* Begin ITEMS *
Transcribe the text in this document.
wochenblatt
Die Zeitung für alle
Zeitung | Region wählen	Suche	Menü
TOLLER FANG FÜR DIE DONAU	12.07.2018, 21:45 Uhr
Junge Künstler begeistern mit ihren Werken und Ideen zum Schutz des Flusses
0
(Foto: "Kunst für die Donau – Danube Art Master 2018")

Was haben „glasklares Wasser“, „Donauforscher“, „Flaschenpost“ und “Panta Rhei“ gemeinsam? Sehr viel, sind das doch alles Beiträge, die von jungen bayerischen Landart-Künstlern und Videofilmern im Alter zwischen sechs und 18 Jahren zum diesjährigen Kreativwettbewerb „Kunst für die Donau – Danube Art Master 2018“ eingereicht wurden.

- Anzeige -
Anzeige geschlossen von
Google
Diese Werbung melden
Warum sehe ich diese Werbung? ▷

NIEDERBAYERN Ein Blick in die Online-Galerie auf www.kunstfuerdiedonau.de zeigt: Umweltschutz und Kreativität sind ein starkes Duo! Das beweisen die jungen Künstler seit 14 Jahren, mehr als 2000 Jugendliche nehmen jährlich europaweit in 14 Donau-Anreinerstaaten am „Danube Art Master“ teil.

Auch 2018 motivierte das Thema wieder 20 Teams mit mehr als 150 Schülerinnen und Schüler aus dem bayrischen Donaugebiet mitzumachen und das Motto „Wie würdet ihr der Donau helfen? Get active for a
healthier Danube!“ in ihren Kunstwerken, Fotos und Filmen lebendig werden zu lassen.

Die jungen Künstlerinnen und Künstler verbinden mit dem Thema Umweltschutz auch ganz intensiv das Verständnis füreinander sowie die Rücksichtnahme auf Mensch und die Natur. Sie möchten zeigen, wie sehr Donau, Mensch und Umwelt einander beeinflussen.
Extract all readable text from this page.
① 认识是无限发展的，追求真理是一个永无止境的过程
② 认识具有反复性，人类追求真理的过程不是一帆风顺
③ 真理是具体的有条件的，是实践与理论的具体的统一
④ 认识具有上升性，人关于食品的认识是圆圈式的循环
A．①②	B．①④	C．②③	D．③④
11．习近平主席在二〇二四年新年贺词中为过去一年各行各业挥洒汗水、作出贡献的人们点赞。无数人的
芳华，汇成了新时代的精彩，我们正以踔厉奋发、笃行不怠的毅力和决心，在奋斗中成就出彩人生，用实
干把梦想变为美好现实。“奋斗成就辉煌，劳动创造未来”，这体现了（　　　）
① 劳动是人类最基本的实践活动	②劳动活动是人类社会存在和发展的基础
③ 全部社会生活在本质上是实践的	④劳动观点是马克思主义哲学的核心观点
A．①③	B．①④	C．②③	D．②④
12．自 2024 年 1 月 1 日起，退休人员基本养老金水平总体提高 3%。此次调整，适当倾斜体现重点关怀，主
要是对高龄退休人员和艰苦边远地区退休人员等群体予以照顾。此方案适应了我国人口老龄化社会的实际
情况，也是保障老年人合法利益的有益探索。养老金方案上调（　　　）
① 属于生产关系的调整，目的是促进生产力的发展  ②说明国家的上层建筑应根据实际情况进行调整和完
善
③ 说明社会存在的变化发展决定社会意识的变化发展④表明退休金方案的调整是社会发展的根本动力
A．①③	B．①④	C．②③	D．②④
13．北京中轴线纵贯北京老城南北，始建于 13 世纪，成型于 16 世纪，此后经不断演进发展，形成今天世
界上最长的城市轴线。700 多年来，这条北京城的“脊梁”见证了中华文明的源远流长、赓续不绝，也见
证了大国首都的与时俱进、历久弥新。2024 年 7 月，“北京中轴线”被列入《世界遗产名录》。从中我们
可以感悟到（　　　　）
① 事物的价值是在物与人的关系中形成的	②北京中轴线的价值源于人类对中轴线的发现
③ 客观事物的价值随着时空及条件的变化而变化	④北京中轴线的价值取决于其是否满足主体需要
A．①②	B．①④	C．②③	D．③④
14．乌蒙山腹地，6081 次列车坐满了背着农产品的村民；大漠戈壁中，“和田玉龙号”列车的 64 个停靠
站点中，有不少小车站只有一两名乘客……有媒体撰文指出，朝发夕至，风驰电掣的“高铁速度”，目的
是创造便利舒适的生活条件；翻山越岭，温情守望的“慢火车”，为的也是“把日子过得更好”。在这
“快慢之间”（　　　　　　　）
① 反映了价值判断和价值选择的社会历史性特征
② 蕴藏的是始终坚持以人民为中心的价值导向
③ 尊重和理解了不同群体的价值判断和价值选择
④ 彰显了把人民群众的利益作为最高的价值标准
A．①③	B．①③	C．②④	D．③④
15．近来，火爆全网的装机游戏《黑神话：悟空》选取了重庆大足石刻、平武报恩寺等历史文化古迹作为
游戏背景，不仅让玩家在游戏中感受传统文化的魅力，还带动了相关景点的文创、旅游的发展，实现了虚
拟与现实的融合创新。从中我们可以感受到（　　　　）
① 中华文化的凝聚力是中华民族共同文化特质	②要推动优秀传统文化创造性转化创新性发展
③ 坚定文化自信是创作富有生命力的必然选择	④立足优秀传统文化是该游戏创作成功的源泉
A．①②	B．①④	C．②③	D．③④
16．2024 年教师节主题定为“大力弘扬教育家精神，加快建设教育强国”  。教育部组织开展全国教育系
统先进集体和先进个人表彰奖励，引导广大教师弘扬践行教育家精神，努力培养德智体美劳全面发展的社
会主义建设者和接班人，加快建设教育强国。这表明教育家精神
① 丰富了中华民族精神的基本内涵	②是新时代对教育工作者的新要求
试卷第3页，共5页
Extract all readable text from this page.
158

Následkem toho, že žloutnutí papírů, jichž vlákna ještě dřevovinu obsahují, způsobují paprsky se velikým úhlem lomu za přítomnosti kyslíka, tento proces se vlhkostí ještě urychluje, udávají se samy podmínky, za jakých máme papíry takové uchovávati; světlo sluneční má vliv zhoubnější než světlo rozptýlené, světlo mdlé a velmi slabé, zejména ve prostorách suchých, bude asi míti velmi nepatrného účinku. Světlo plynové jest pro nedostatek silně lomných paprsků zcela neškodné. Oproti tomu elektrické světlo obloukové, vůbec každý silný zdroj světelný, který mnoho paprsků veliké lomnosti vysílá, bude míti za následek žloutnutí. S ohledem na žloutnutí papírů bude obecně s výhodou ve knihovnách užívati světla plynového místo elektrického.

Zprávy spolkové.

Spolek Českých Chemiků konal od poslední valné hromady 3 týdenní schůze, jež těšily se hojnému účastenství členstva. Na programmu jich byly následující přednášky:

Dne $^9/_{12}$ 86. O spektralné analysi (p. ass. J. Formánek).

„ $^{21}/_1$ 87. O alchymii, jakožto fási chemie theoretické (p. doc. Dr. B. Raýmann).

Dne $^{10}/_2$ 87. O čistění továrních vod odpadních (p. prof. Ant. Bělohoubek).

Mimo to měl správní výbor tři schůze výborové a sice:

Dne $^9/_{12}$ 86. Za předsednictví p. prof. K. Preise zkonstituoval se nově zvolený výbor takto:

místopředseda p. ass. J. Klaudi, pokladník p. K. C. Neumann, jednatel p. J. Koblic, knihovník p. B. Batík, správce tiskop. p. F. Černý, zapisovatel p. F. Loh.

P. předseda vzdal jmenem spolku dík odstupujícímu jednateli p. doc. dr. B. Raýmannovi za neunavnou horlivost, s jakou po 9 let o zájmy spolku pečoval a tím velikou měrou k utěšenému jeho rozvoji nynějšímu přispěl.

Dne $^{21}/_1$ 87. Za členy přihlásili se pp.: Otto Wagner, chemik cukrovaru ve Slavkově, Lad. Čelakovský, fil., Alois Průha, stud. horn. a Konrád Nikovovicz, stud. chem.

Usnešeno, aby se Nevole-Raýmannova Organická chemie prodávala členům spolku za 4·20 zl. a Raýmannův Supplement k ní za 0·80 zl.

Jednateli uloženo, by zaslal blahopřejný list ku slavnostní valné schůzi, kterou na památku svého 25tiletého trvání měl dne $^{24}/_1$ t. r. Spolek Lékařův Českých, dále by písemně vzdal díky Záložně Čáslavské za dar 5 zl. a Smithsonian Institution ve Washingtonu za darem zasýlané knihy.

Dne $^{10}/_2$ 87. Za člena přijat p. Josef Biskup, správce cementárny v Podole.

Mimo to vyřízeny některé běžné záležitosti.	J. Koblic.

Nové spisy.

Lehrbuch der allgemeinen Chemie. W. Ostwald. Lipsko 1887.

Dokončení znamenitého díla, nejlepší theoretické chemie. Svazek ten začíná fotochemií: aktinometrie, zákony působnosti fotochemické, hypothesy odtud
* End ITEMS *
## YOUR OBJECTIVE
From the data above, pick out each line containing "spolku" and copy it.

## ANSWER
P. předseda vzdal jmenem spolku dík odstupujícímu jednateli p. doc. dr. B. Raýmannovi za neunavnou horlivost, s jakou po 9 let o zájmy spolku pečoval a tím velikou měrou k utěšenému jeho rozvoji nynějšímu přispěl.
Usnešeno, aby se Nevole-Raýmannova Organická chemie prodávala členům spolku za 4·20 zl. a Raýmannův Supplement k ní za 0·80 zl.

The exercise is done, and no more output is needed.